-- Start of Provided data --

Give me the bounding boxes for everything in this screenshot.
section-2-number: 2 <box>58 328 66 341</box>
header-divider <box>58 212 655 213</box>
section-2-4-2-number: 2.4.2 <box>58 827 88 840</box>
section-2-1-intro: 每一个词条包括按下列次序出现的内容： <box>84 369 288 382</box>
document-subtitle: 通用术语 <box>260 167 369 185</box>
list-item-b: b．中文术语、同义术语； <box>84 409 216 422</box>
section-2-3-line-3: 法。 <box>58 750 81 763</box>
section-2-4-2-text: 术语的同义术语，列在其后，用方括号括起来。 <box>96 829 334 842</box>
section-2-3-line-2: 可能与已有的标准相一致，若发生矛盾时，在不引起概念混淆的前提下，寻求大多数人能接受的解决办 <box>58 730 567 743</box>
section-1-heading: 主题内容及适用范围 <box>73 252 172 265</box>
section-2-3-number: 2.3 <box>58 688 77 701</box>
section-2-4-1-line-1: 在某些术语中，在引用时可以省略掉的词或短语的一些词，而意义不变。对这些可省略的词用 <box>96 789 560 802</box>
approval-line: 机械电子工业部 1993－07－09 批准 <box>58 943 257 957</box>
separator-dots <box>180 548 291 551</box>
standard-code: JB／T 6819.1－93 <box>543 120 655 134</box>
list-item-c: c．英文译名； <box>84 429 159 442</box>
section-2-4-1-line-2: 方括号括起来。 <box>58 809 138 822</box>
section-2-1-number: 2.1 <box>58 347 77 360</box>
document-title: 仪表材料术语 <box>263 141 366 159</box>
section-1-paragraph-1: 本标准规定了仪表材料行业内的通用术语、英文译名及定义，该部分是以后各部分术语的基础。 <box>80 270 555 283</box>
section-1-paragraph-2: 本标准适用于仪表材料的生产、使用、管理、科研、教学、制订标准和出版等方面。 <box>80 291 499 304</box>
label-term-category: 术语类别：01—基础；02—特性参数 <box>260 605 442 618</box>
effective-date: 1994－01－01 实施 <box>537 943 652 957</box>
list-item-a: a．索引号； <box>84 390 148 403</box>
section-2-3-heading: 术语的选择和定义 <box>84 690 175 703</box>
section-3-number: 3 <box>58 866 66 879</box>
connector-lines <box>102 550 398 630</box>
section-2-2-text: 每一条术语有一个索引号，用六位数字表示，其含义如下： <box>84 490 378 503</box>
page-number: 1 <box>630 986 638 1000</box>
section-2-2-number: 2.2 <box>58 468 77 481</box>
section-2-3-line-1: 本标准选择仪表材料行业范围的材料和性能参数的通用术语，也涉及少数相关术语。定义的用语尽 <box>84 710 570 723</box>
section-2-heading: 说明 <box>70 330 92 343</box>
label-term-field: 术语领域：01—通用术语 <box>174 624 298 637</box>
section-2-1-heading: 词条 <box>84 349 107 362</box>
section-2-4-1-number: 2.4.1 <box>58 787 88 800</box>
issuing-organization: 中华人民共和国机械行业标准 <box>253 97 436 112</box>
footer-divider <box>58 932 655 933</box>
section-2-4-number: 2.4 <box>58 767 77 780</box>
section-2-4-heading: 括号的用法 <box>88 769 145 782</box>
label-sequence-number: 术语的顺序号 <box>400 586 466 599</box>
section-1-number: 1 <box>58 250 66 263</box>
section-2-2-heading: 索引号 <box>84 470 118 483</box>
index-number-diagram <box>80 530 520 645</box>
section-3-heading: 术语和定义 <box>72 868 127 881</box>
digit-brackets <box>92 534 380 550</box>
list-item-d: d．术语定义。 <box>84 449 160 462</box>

-- End of Provided data --

Exercise goal: Copy every line of the listing above, character for character, with nothing changed, added, or left out.

Response to this exercise:
Give me the bounding boxes for everything in this screenshot.
section-2-number: 2 <box>58 328 66 341</box>
header-divider <box>58 212 655 213</box>
section-2-4-2-number: 2.4.2 <box>58 827 88 840</box>
section-2-1-intro: 每一个词条包括按下列次序出现的内容： <box>84 369 288 382</box>
document-subtitle: 通用术语 <box>260 167 369 185</box>
list-item-b: b．中文术语、同义术语； <box>84 409 216 422</box>
section-2-3-line-3: 法。 <box>58 750 81 763</box>
section-2-4-2-text: 术语的同义术语，列在其后，用方括号括起来。 <box>96 829 334 842</box>
section-2-3-line-2: 可能与已有的标准相一致，若发生矛盾时，在不引起概念混淆的前提下，寻求大多数人能接受的解决办 <box>58 730 567 743</box>
section-1-heading: 主题内容及适用范围 <box>73 252 172 265</box>
section-2-3-number: 2.3 <box>58 688 77 701</box>
section-2-4-1-line-1: 在某些术语中，在引用时可以省略掉的词或短语的一些词，而意义不变。对这些可省略的词用 <box>96 789 560 802</box>
approval-line: 机械电子工业部 1993－07－09 批准 <box>58 943 257 957</box>
separator-dots <box>180 548 291 551</box>
standard-code: JB／T 6819.1－93 <box>543 120 655 134</box>
list-item-c: c．英文译名； <box>84 429 159 442</box>
section-2-4-1-line-2: 方括号括起来。 <box>58 809 138 822</box>
section-2-1-number: 2.1 <box>58 347 77 360</box>
document-title: 仪表材料术语 <box>263 141 366 159</box>
section-1-paragraph-1: 本标准规定了仪表材料行业内的通用术语、英文译名及定义，该部分是以后各部分术语的基础。 <box>80 270 555 283</box>
section-1-paragraph-2: 本标准适用于仪表材料的生产、使用、管理、科研、教学、制订标准和出版等方面。 <box>80 291 499 304</box>
label-term-category: 术语类别：01—基础；02—特性参数 <box>260 605 442 618</box>
effective-date: 1994－01－01 实施 <box>537 943 652 957</box>
list-item-a: a．索引号； <box>84 390 148 403</box>
section-2-3-heading: 术语的选择和定义 <box>84 690 175 703</box>
section-3-number: 3 <box>58 866 66 879</box>
connector-lines <box>102 550 398 630</box>
section-2-2-text: 每一条术语有一个索引号，用六位数字表示，其含义如下： <box>84 490 378 503</box>
page-number: 1 <box>630 986 638 1000</box>
section-2-2-number: 2.2 <box>58 468 77 481</box>
section-2-3-line-1: 本标准选择仪表材料行业范围的材料和性能参数的通用术语，也涉及少数相关术语。定义的用语尽 <box>84 710 570 723</box>
section-2-heading: 说明 <box>70 330 92 343</box>
label-term-field: 术语领域：01—通用术语 <box>174 624 298 637</box>
section-2-1-heading: 词条 <box>84 349 107 362</box>
section-2-4-1-number: 2.4.1 <box>58 787 88 800</box>
issuing-organization: 中华人民共和国机械行业标准 <box>253 97 436 112</box>
footer-divider <box>58 932 655 933</box>
section-2-4-number: 2.4 <box>58 767 77 780</box>
section-2-4-heading: 括号的用法 <box>88 769 145 782</box>
label-sequence-number: 术语的顺序号 <box>400 586 466 599</box>
section-1-number: 1 <box>58 250 66 263</box>
section-2-2-heading: 索引号 <box>84 470 118 483</box>
index-number-diagram <box>80 530 520 645</box>
section-3-heading: 术语和定义 <box>72 868 127 881</box>
digit-brackets <box>92 534 380 550</box>
list-item-d: d．术语定义。 <box>84 449 160 462</box>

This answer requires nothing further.